Goal >> From the listing below, pull each line that includes "coliDNA连接酶连接".

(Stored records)
......

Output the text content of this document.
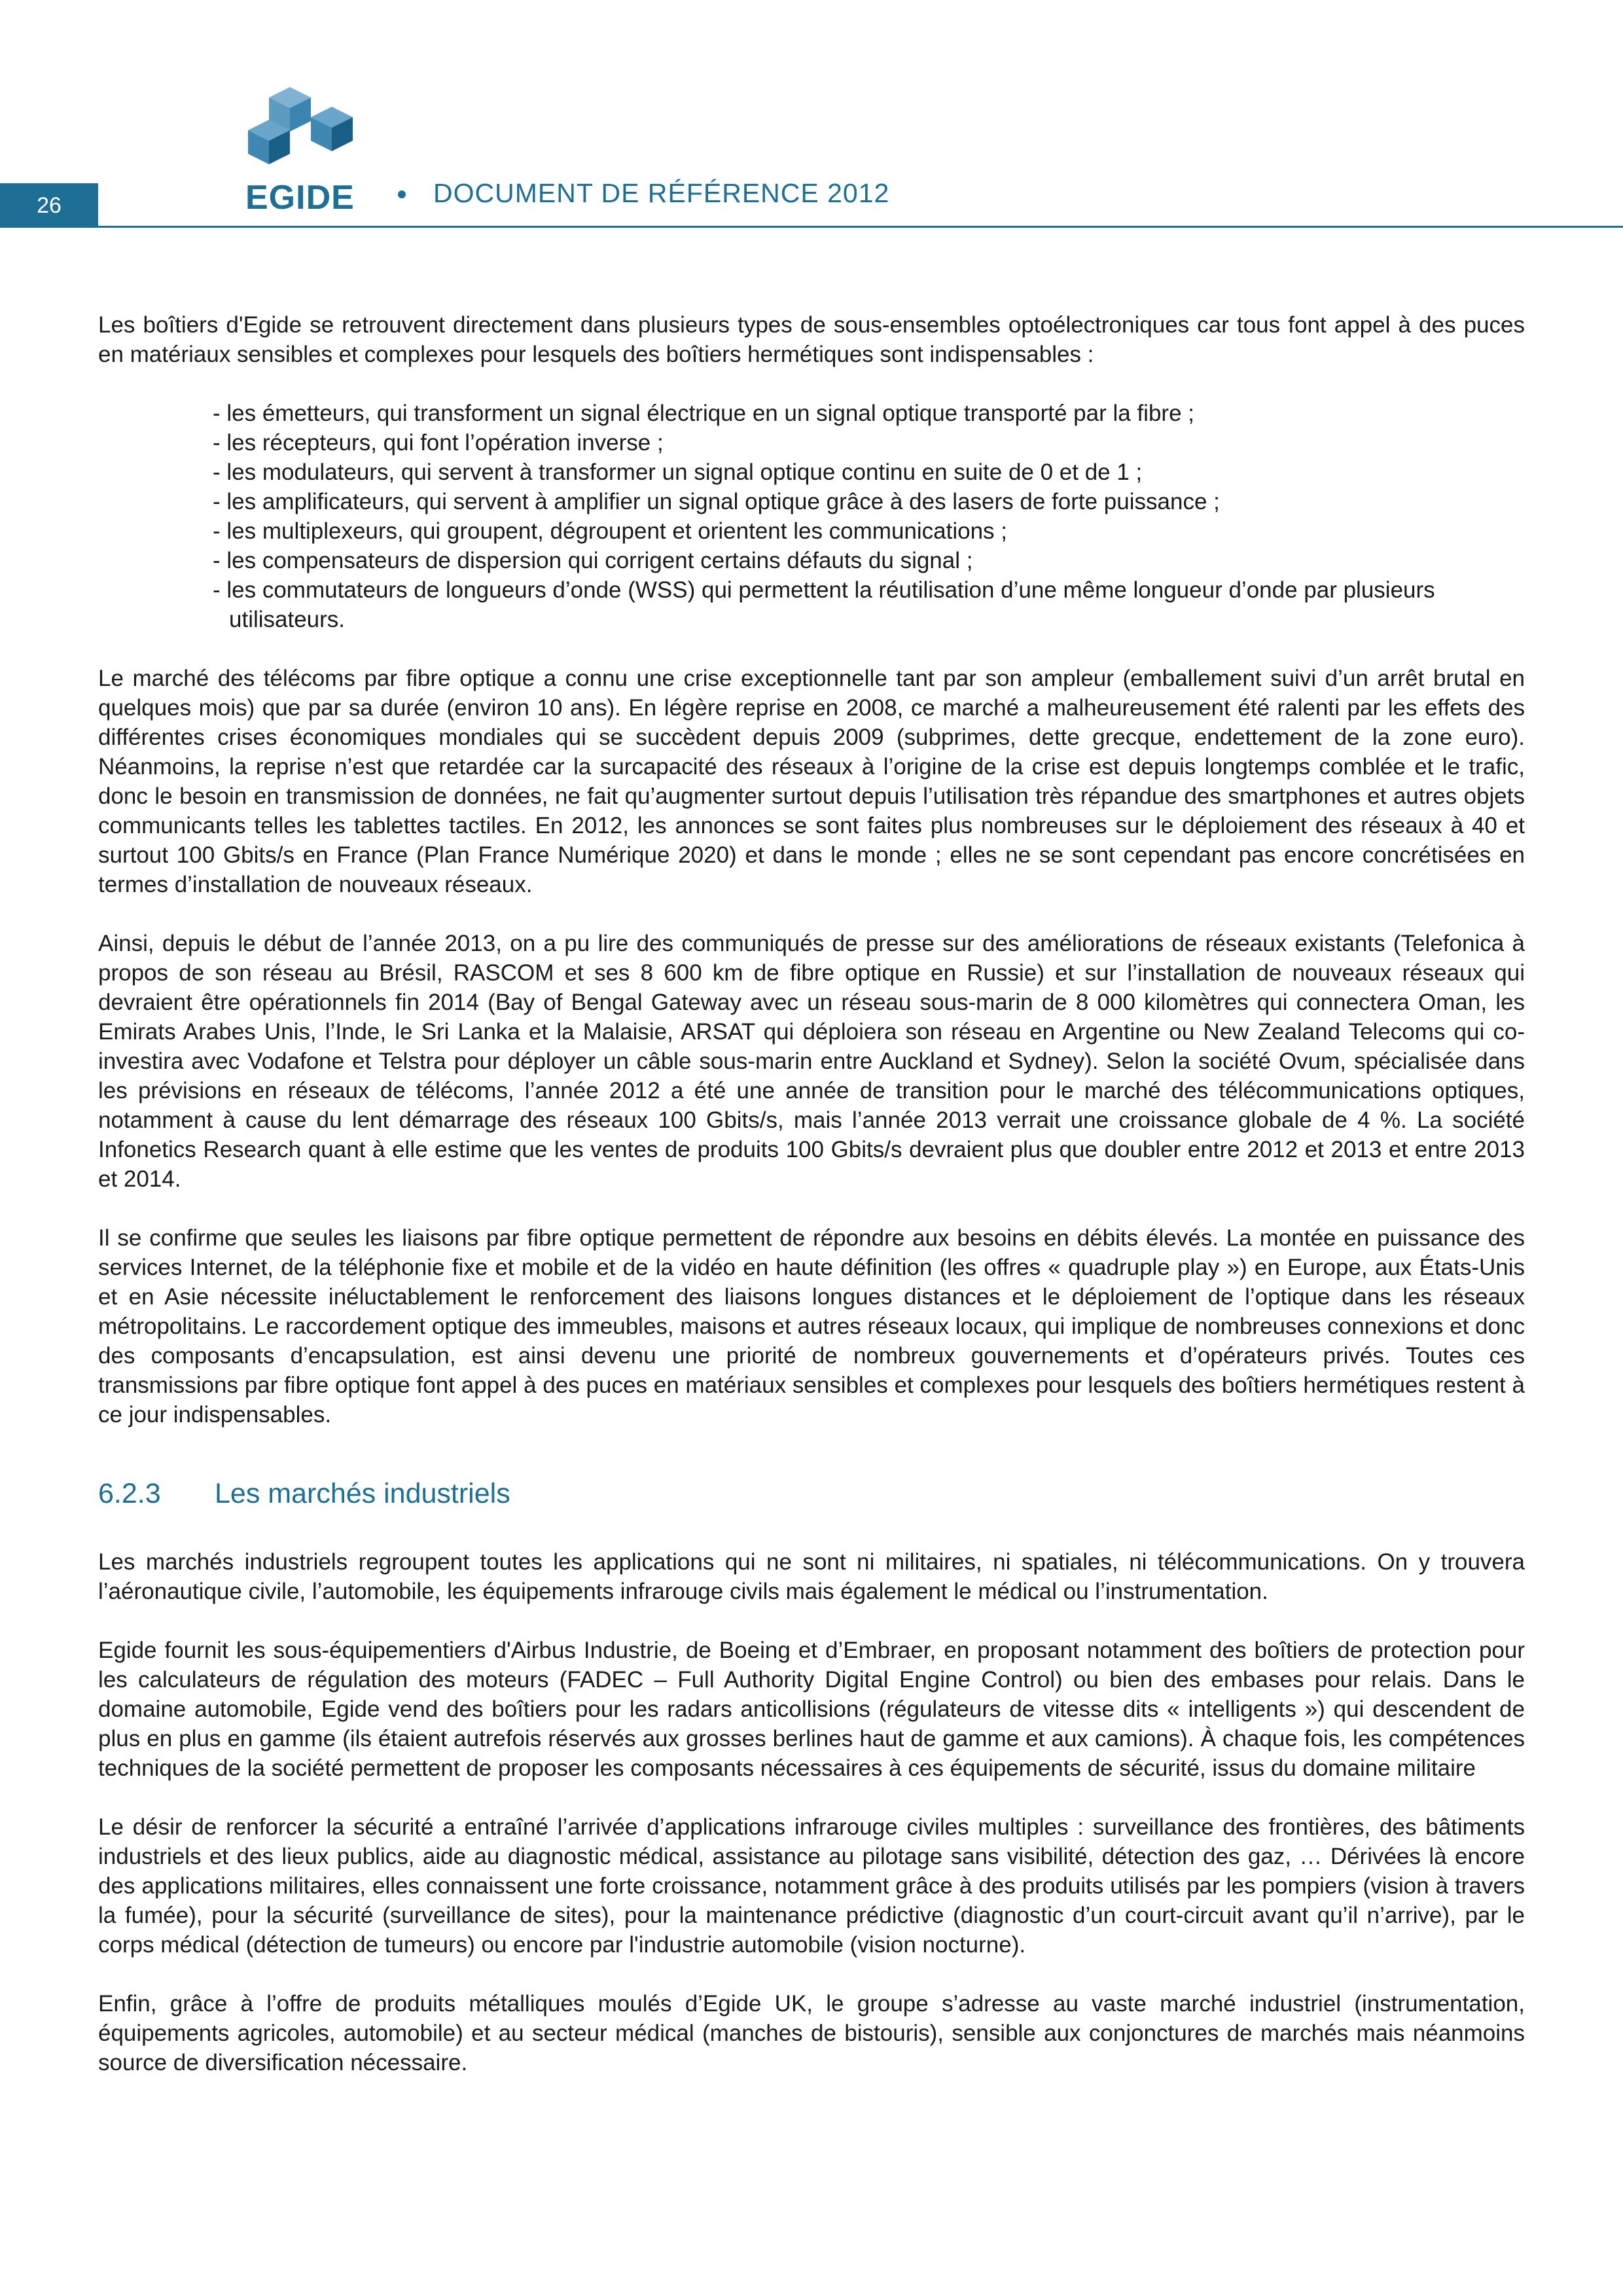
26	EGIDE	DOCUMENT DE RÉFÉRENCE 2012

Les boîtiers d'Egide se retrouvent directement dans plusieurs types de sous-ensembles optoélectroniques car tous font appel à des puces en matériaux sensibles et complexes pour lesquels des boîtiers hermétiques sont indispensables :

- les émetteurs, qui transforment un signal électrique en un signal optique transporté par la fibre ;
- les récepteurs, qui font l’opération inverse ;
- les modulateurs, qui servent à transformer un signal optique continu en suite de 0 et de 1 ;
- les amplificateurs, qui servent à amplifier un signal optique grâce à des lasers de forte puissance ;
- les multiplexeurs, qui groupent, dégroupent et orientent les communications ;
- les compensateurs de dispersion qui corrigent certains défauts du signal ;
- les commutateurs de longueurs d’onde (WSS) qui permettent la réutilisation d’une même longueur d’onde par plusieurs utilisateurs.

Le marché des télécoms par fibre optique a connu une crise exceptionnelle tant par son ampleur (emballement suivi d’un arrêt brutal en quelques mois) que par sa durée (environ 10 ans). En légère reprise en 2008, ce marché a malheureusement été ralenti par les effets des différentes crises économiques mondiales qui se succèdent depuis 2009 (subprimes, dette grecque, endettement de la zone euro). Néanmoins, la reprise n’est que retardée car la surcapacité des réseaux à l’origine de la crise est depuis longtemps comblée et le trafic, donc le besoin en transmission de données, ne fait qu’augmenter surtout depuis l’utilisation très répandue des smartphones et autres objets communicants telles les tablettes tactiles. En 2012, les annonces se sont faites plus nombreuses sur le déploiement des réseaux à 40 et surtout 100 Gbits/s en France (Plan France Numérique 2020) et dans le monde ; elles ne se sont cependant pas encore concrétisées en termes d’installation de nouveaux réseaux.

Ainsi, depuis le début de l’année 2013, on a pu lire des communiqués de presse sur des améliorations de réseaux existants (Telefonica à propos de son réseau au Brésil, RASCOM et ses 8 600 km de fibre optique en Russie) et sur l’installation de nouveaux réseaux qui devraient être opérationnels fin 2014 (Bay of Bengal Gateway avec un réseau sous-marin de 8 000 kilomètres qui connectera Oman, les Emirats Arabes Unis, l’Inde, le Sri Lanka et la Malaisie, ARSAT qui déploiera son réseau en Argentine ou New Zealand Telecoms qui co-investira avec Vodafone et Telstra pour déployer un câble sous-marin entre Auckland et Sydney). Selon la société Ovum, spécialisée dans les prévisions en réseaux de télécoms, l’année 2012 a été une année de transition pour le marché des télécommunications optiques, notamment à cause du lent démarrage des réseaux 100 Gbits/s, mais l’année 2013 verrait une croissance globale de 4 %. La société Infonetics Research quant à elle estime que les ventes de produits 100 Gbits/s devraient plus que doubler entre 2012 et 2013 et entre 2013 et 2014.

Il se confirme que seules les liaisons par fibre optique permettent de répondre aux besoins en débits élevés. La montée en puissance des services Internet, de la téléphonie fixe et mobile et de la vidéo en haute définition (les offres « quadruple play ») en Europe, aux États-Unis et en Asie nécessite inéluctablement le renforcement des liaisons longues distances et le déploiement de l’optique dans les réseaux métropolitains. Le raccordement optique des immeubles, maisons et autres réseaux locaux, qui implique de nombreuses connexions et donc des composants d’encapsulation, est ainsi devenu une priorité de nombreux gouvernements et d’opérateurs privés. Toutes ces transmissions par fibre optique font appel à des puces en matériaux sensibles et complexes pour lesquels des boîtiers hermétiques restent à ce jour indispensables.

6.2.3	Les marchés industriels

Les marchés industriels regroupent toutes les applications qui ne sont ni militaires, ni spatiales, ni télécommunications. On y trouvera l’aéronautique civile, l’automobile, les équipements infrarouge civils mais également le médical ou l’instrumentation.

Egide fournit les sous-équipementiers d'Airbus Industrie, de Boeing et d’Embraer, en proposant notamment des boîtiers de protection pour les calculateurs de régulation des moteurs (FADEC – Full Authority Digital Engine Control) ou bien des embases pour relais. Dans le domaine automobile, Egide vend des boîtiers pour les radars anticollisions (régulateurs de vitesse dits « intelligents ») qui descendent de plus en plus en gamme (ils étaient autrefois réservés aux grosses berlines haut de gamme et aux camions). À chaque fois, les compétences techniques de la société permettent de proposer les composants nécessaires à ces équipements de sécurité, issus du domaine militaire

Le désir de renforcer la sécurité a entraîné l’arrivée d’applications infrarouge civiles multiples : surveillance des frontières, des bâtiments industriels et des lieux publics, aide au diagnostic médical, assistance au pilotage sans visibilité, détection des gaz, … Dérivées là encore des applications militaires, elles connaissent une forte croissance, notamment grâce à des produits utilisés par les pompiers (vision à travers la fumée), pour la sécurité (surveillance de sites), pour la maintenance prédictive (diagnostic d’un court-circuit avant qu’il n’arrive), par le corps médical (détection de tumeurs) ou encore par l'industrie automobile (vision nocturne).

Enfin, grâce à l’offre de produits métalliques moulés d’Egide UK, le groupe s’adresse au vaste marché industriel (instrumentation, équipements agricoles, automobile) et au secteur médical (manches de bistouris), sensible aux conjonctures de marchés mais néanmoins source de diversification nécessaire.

......

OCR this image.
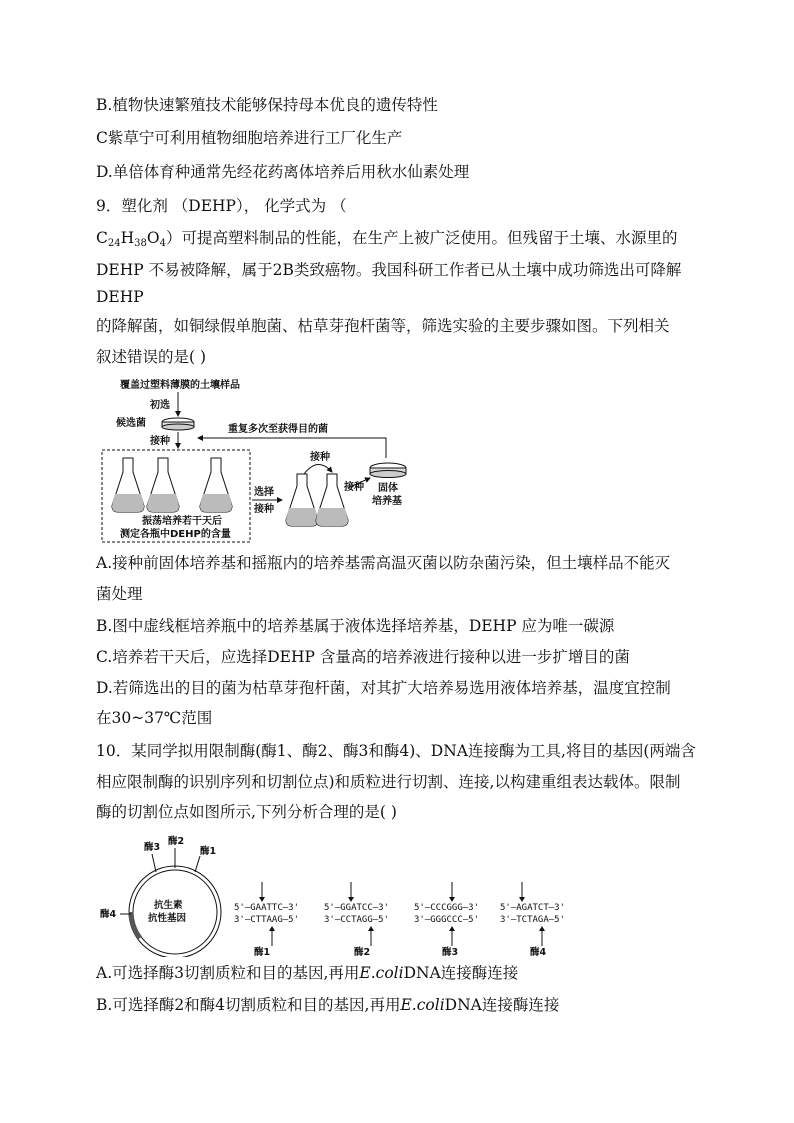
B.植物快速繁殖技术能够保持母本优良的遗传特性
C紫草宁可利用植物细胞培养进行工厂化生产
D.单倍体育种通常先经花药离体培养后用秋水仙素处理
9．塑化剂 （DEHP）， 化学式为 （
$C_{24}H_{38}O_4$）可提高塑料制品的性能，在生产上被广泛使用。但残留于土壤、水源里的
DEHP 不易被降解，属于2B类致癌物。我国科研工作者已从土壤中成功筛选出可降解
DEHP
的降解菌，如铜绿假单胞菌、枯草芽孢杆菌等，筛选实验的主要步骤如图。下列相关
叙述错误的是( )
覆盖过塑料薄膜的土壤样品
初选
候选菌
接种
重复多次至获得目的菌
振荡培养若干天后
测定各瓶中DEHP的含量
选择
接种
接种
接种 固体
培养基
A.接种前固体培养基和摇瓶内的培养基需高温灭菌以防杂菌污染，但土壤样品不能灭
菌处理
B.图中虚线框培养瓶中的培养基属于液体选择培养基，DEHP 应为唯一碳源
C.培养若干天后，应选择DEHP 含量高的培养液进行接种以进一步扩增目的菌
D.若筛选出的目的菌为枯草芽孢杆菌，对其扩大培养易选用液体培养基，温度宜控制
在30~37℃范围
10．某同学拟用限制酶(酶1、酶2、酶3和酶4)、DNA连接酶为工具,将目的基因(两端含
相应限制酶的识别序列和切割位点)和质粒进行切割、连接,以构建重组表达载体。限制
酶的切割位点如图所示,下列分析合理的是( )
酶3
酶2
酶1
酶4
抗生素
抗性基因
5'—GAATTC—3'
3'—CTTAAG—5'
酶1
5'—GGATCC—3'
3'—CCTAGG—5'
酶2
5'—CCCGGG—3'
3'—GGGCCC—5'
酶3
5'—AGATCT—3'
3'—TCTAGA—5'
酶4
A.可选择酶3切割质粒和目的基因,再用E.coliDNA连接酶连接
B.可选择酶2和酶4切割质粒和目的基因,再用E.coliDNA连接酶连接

......

Answer below >>
A.可选择酶3切割质粒和目的基因,再用E.coliDNA连接酶连接
B.可选择酶2和酶4切割质粒和目的基因,再用E.coliDNA连接酶连接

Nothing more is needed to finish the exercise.